TO BE DONE:
Quote every line as written. Omit pictures.

PROVIDED ENTRIES:
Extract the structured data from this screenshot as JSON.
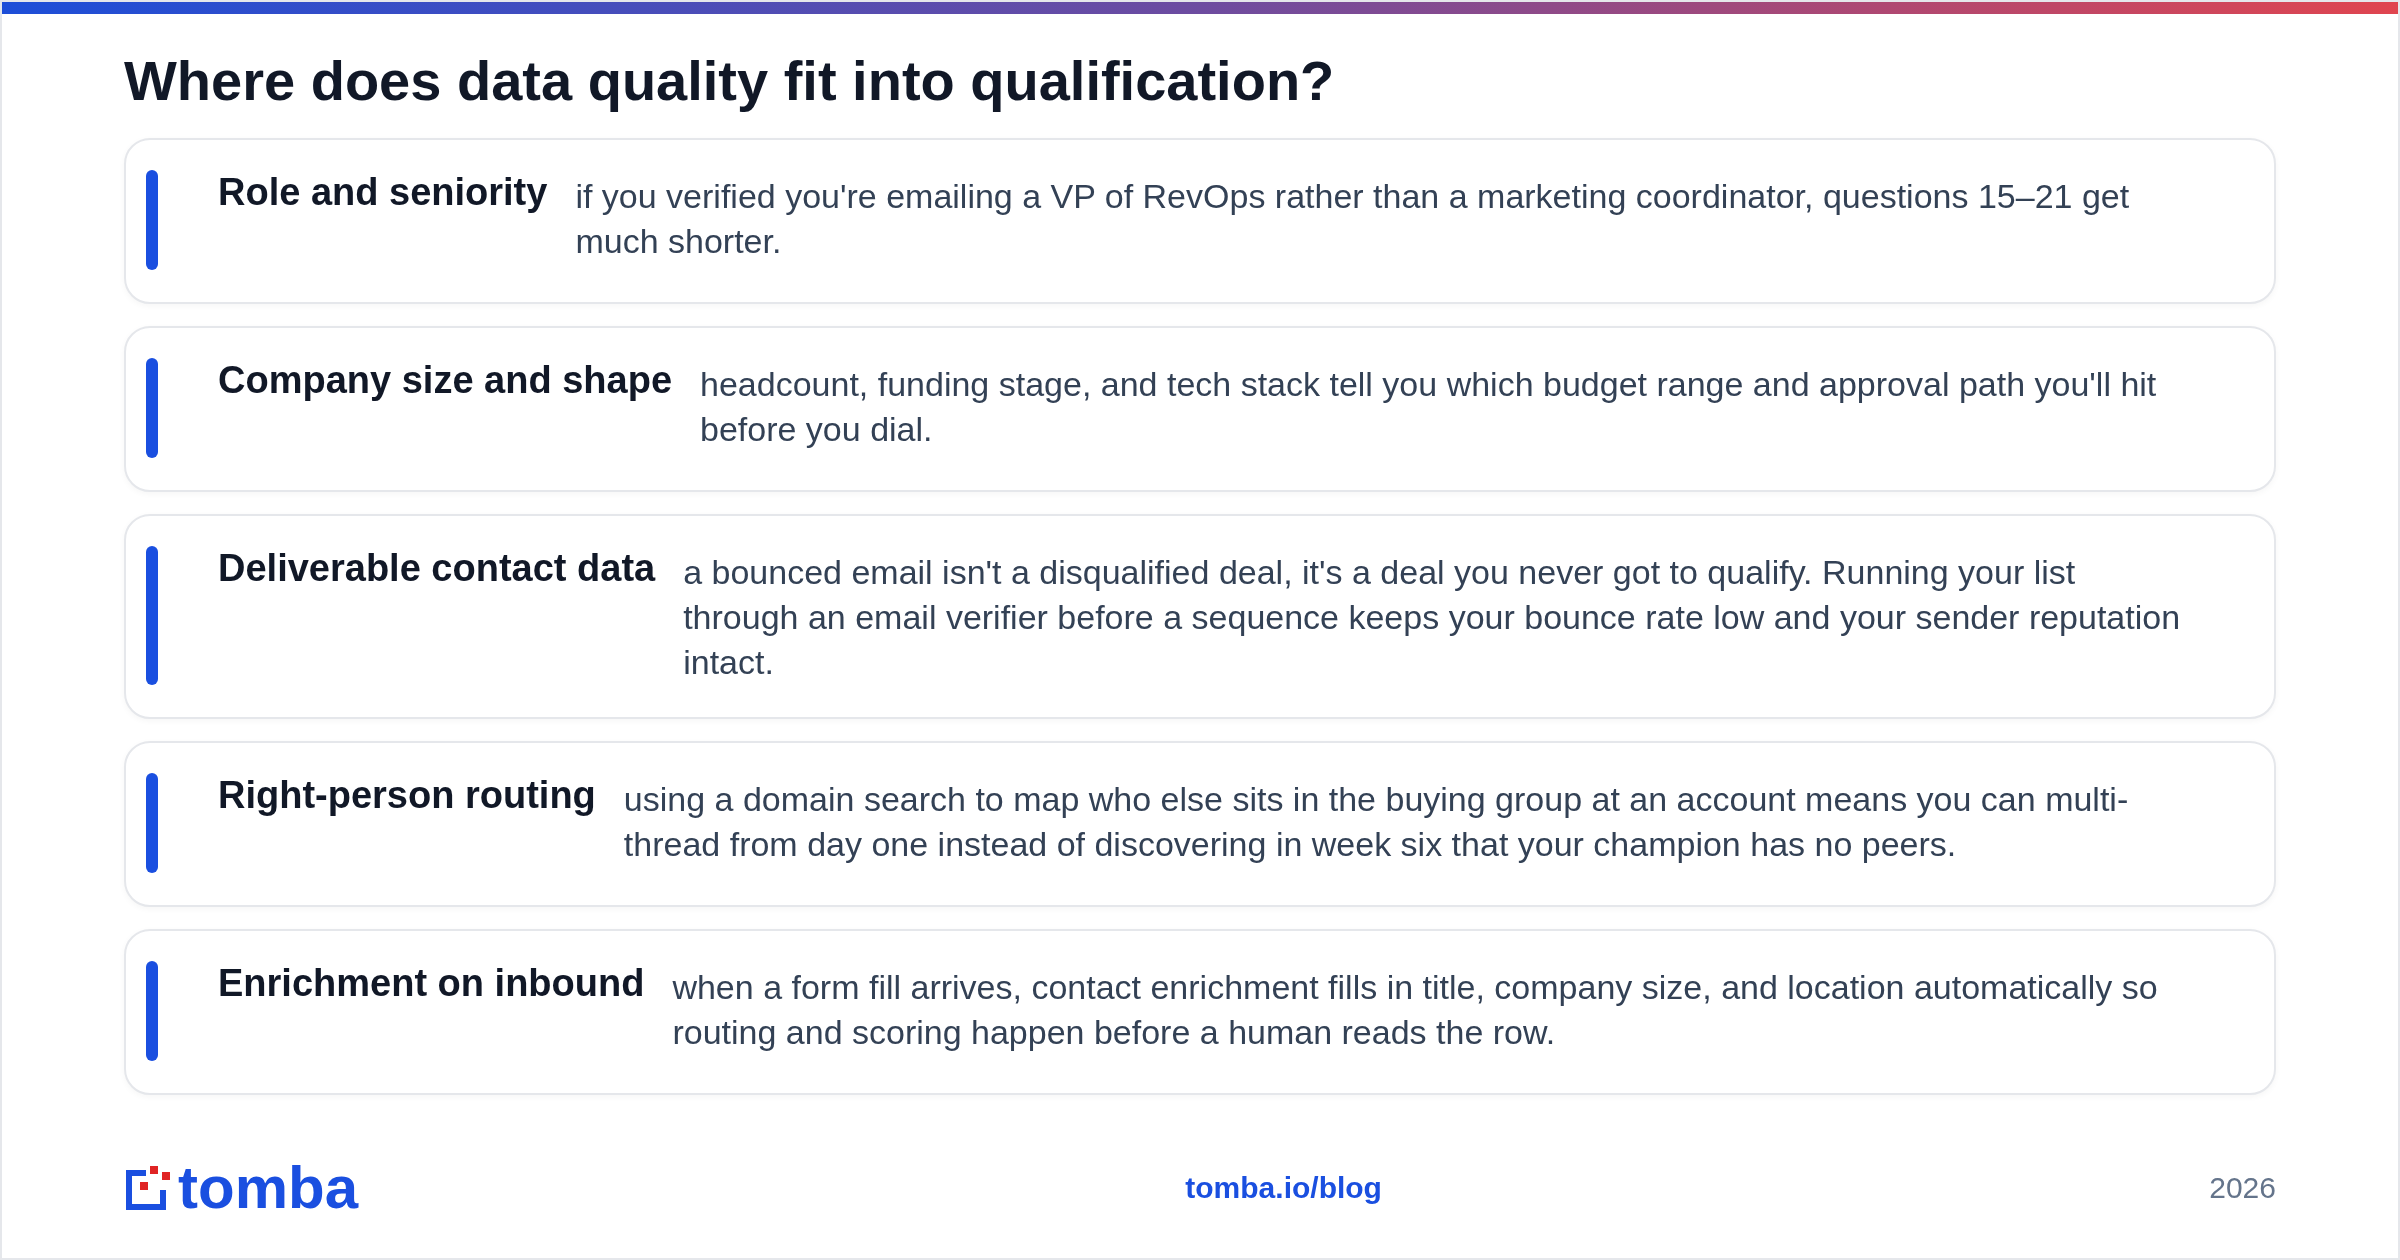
{
  "title": "Where does data quality fit into qualification?",
  "items": [
    {
      "term": "Role and seniority",
      "text": "if you verified you're emailing a VP of RevOps rather than a marketing coordinator, questions 15–21 get much shorter."
    },
    {
      "term": "Company size and shape",
      "text": "headcount, funding stage, and tech stack tell you which budget range and approval path you'll hit before you dial."
    },
    {
      "term": "Deliverable contact data",
      "text": "a bounced email isn't a disqualified deal, it's a deal you never got to qualify. Running your list through an email verifier before a sequence keeps your bounce rate low and your sender reputation intact."
    },
    {
      "term": "Right-person routing",
      "text": "using a domain search to map who else sits in the buying group at an account means you can multi-thread from day one instead of discovering in week six that your champion has no peers."
    },
    {
      "term": "Enrichment on inbound",
      "text": "when a form fill arrives, contact enrichment fills in title, company size, and location automatically so routing and scoring happen before a human reads the row."
    }
  ],
  "footer": {
    "logo": "tomba",
    "link": "tomba.io/blog",
    "year": "2026"
  }
}
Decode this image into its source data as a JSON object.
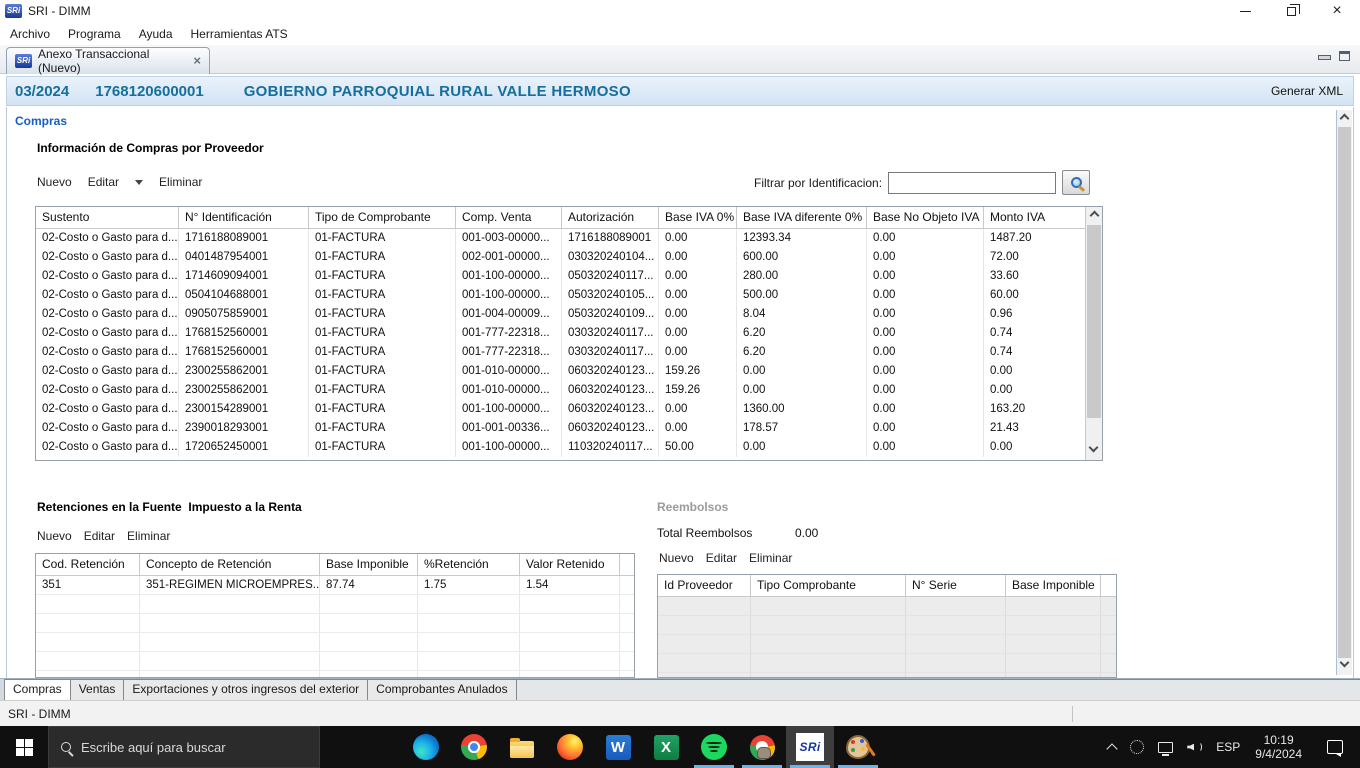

FINISHED ANSWER:
Extract the structured data from this screenshot as JSON.
{
  "title": "Where does data quality fit into qualification?",
  "items": [
    {
      "term": "Role and seniority",
      "text": "if you verified you're emailing a VP of RevOps rather than a marketing coordinator, questions 15–21 get much shorter."
    },
    {
      "term": "Company size and shape",
      "text": "headcount, funding stage, and tech stack tell you which budget range and approval path you'll hit before you dial."
    },
    {
      "term": "Deliverable contact data",
      "text": "a bounced email isn't a disqualified deal, it's a deal you never got to qualify. Running your list through an email verifier before a sequence keeps your bounce rate low and your sender reputation intact."
    },
    {
      "term": "Right-person routing",
      "text": "using a domain search to map who else sits in the buying group at an account means you can multi-thread from day one instead of discovering in week six that your champion has no peers."
    },
    {
      "term": "Enrichment on inbound",
      "text": "when a form fill arrives, contact enrichment fills in title, company size, and location automatically so routing and scoring happen before a human reads the row."
    }
  ],
  "footer": {
    "logo": "tomba",
    "link": "tomba.io/blog",
    "year": "2026"
  }
}
Decode this image into its source data as a JSON object.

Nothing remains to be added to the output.